All of the data must be printed exactly; please include every line.

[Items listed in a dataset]

============

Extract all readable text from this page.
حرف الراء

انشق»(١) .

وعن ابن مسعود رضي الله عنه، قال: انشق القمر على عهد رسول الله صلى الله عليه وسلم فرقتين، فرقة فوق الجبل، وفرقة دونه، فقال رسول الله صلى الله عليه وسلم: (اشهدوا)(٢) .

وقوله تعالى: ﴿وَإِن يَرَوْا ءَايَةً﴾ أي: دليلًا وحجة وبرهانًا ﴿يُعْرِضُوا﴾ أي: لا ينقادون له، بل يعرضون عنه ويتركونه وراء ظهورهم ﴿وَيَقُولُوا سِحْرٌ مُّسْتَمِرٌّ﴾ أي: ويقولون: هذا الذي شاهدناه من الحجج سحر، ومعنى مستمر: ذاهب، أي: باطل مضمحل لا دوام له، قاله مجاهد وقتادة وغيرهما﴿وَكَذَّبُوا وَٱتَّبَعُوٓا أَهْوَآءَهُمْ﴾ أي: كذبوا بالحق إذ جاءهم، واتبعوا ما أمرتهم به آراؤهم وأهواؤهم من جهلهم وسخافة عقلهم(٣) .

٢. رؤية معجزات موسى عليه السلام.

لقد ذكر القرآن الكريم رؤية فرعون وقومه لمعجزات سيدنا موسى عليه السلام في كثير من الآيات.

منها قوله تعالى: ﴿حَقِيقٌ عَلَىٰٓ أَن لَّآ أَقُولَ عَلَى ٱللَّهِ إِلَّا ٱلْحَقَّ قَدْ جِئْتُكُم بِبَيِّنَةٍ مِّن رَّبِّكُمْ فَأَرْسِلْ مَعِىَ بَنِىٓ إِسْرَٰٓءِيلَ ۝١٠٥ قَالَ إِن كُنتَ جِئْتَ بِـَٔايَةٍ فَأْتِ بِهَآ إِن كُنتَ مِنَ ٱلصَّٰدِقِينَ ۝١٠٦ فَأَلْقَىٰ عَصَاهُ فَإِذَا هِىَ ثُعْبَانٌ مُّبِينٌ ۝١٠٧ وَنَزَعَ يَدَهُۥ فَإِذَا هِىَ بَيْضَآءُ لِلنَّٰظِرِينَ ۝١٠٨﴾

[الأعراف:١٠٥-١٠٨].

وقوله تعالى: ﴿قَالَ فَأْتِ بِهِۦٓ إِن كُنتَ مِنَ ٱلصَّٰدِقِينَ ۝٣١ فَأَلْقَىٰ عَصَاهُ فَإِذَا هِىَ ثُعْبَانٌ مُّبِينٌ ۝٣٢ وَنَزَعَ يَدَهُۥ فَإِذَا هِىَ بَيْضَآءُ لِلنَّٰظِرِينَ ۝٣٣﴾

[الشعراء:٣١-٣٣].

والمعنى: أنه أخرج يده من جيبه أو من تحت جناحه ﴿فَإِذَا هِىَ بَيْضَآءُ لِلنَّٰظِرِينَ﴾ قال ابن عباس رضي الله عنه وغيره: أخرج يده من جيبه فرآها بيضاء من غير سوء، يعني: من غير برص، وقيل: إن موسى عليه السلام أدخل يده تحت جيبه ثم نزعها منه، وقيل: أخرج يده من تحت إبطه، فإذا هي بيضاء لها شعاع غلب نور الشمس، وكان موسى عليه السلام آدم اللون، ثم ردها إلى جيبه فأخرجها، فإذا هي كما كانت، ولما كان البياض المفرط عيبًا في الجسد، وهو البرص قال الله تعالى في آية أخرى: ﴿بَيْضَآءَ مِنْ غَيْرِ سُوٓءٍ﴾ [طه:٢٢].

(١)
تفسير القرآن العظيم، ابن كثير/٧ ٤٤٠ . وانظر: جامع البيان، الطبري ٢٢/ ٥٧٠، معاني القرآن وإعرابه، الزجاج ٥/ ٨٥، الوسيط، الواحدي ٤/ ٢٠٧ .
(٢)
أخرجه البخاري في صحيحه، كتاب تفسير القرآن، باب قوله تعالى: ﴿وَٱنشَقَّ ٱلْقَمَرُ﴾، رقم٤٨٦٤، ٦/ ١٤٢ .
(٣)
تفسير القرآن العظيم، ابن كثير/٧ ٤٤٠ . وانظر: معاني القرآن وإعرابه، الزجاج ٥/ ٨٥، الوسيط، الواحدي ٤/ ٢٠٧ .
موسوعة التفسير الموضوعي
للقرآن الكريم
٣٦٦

============

▶ [The completed task]
Extract all readable text from this page.
حرف الراء

انشق»(١) .

وعن ابن مسعود رضي الله عنه، قال: انشق القمر على عهد رسول الله صلى الله عليه وسلم فرقتين، فرقة فوق الجبل، وفرقة دونه، فقال رسول الله صلى الله عليه وسلم: (اشهدوا)(٢) .

وقوله تعالى: ﴿وَإِن يَرَوْا ءَايَةً﴾ أي: دليلًا وحجة وبرهانًا ﴿يُعْرِضُوا﴾ أي: لا ينقادون له، بل يعرضون عنه ويتركونه وراء ظهورهم ﴿وَيَقُولُوا سِحْرٌ مُّسْتَمِرٌّ﴾ أي: ويقولون: هذا الذي شاهدناه من الحجج سحر، ومعنى مستمر: ذاهب، أي: باطل مضمحل لا دوام له، قاله مجاهد وقتادة وغيرهما﴿وَكَذَّبُوا وَٱتَّبَعُوٓا أَهْوَآءَهُمْ﴾ أي: كذبوا بالحق إذ جاءهم، واتبعوا ما أمرتهم به آراؤهم وأهواؤهم من جهلهم وسخافة عقلهم(٣) .

٢. رؤية معجزات موسى عليه السلام.

لقد ذكر القرآن الكريم رؤية فرعون وقومه لمعجزات سيدنا موسى عليه السلام في كثير من الآيات.

منها قوله تعالى: ﴿حَقِيقٌ عَلَىٰٓ أَن لَّآ أَقُولَ عَلَى ٱللَّهِ إِلَّا ٱلْحَقَّ قَدْ جِئْتُكُم بِبَيِّنَةٍ مِّن رَّبِّكُمْ فَأَرْسِلْ مَعِىَ بَنِىٓ إِسْرَٰٓءِيلَ ۝١٠٥ قَالَ إِن كُنتَ جِئْتَ بِـَٔايَةٍ فَأْتِ بِهَآ إِن كُنتَ مِنَ ٱلصَّٰدِقِينَ ۝١٠٦ فَأَلْقَىٰ عَصَاهُ فَإِذَا هِىَ ثُعْبَانٌ مُّبِينٌ ۝١٠٧ وَنَزَعَ يَدَهُۥ فَإِذَا هِىَ بَيْضَآءُ لِلنَّٰظِرِينَ ۝١٠٨﴾

[الأعراف:١٠٥-١٠٨].

وقوله تعالى: ﴿قَالَ فَأْتِ بِهِۦٓ إِن كُنتَ مِنَ ٱلصَّٰدِقِينَ ۝٣١ فَأَلْقَىٰ عَصَاهُ فَإِذَا هِىَ ثُعْبَانٌ مُّبِينٌ ۝٣٢ وَنَزَعَ يَدَهُۥ فَإِذَا هِىَ بَيْضَآءُ لِلنَّٰظِرِينَ ۝٣٣﴾

[الشعراء:٣١-٣٣].

والمعنى: أنه أخرج يده من جيبه أو من تحت جناحه ﴿فَإِذَا هِىَ بَيْضَآءُ لِلنَّٰظِرِينَ﴾ قال ابن عباس رضي الله عنه وغيره: أخرج يده من جيبه فرآها بيضاء من غير سوء، يعني: من غير برص، وقيل: إن موسى عليه السلام أدخل يده تحت جيبه ثم نزعها منه، وقيل: أخرج يده من تحت إبطه، فإذا هي بيضاء لها شعاع غلب نور الشمس، وكان موسى عليه السلام آدم اللون، ثم ردها إلى جيبه فأخرجها، فإذا هي كما كانت، ولما كان البياض المفرط عيبًا في الجسد، وهو البرص قال الله تعالى في آية أخرى: ﴿بَيْضَآءَ مِنْ غَيْرِ سُوٓءٍ﴾ [طه:٢٢].

(١)
تفسير القرآن العظيم، ابن كثير/٧ ٤٤٠ . وانظر: جامع البيان، الطبري ٢٢/ ٥٧٠، معاني القرآن وإعرابه، الزجاج ٥/ ٨٥، الوسيط، الواحدي ٤/ ٢٠٧ .
(٢)
أخرجه البخاري في صحيحه، كتاب تفسير القرآن، باب قوله تعالى: ﴿وَٱنشَقَّ ٱلْقَمَرُ﴾، رقم٤٨٦٤، ٦/ ١٤٢ .
(٣)
تفسير القرآن العظيم، ابن كثير/٧ ٤٤٠ . وانظر: معاني القرآن وإعرابه، الزجاج ٥/ ٨٥، الوسيط، الواحدي ٤/ ٢٠٧ .
موسوعة التفسير الموضوعي
للقرآن الكريم
٣٦٦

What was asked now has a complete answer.